■ WRITTEN REQUEST ■
Below is a block of records. Copy every line in it that contains the word "nhận".
<<<<
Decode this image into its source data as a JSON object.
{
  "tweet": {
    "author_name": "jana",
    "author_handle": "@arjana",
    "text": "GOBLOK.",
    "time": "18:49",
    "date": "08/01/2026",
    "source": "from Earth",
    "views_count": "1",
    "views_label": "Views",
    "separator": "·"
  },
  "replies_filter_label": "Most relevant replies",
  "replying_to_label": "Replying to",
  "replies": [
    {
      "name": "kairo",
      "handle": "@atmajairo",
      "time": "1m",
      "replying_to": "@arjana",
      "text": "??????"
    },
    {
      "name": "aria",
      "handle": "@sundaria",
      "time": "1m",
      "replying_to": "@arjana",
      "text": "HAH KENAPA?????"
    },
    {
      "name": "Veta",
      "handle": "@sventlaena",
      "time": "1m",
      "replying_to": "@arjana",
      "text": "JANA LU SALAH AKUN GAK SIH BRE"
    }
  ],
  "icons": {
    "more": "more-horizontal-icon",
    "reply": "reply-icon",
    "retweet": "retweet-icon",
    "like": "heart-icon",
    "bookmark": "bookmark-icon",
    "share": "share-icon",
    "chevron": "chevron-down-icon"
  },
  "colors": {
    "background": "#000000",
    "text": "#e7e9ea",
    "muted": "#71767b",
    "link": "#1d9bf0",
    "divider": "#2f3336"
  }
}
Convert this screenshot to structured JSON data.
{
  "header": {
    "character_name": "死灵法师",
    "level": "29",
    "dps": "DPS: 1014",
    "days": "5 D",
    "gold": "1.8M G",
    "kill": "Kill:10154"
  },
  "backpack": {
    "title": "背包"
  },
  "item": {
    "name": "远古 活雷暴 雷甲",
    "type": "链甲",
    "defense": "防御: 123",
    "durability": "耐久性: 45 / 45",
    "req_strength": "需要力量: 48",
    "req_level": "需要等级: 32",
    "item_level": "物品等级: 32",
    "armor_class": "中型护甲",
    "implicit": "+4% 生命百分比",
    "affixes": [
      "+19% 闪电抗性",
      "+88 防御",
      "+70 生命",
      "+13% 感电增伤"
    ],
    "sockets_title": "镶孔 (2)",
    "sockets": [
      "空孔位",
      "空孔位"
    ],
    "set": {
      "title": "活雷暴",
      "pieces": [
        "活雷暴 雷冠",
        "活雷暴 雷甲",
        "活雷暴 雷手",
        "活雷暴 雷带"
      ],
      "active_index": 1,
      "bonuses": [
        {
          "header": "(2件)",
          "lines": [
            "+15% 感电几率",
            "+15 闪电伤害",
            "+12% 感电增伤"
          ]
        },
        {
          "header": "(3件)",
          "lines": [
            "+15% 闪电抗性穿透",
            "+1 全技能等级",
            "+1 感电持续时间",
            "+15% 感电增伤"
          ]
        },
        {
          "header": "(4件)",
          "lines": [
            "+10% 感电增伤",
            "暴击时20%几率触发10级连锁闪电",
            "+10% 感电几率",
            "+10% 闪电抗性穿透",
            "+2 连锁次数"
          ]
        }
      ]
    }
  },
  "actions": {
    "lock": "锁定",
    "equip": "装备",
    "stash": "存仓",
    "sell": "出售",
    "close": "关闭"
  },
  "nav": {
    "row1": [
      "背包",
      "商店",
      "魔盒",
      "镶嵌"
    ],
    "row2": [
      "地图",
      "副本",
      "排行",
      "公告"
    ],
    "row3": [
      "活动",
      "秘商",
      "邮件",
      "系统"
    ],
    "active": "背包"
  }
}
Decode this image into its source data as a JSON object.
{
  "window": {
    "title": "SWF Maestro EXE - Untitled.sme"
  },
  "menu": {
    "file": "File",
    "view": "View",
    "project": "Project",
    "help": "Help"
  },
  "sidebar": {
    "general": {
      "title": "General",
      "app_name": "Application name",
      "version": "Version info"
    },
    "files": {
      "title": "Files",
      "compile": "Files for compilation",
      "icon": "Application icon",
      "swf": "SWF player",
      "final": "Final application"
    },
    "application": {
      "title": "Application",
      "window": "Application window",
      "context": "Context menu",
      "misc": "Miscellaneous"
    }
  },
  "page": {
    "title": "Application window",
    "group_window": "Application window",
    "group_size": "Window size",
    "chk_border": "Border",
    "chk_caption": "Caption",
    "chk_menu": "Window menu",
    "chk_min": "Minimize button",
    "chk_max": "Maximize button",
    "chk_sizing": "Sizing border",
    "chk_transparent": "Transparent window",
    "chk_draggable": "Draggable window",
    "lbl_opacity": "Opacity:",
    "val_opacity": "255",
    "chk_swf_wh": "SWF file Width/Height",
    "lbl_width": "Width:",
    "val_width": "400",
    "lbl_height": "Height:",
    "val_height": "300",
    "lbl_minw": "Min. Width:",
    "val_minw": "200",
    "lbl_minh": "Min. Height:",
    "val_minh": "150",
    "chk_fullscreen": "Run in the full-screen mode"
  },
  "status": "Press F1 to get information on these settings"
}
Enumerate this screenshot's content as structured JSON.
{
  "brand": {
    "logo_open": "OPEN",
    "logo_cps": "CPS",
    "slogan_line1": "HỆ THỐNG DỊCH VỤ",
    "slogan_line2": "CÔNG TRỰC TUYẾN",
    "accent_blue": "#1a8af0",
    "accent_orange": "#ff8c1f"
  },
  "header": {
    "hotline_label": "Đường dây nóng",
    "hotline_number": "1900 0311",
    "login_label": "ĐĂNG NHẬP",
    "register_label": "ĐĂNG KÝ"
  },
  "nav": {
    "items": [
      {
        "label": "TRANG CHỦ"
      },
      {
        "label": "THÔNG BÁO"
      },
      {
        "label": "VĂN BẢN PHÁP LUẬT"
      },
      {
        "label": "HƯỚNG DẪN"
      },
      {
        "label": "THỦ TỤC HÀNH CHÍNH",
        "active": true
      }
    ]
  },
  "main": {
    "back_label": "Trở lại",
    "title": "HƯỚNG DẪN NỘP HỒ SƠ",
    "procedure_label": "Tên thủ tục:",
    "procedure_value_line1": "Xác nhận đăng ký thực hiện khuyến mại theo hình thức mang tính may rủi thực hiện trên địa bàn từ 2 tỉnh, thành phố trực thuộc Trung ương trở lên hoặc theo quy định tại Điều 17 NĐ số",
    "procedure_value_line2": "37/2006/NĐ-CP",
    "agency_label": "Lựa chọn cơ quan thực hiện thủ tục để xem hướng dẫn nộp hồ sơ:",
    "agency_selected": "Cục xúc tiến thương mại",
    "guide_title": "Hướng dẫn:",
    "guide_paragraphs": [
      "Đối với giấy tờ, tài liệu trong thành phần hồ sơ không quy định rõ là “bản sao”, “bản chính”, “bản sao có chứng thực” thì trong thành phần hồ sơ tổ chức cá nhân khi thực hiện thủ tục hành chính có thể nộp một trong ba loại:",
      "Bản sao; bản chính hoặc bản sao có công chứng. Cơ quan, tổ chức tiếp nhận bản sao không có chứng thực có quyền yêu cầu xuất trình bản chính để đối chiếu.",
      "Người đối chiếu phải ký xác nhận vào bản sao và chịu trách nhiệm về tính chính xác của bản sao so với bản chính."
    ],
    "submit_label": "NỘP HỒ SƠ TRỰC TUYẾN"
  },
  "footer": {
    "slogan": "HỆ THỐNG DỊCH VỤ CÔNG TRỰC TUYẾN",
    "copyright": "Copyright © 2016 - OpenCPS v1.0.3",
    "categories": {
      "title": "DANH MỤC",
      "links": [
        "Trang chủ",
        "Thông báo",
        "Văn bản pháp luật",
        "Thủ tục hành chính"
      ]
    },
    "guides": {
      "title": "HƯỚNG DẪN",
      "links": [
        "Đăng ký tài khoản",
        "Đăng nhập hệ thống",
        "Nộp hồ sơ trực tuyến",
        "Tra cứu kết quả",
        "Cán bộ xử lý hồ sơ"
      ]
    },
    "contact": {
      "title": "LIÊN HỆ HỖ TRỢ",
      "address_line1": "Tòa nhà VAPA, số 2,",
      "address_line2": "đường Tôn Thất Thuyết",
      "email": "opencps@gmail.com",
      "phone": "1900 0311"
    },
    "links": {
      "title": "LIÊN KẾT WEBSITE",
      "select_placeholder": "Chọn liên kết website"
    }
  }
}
>>>>
■ WORKED SOLUTION ■
    "procedure_value_line1": "Xác nhận đăng ký thực hiện khuyến mại theo hình thức mang tính may rủi thực hiện trên địa bàn từ 2 tỉnh, thành phố trực thuộc Trung ương trở lên hoặc theo quy định tại Điều 17 NĐ số",
      "Bản sao; bản chính hoặc bản sao có công chứng. Cơ quan, tổ chức tiếp nhận bản sao không có chứng thực có quyền yêu cầu xuất trình bản chính để đối chiếu.",
      "Người đối chiếu phải ký xác nhận vào bản sao và chịu trách nhiệm về tính chính xác của bản sao so với bản chính."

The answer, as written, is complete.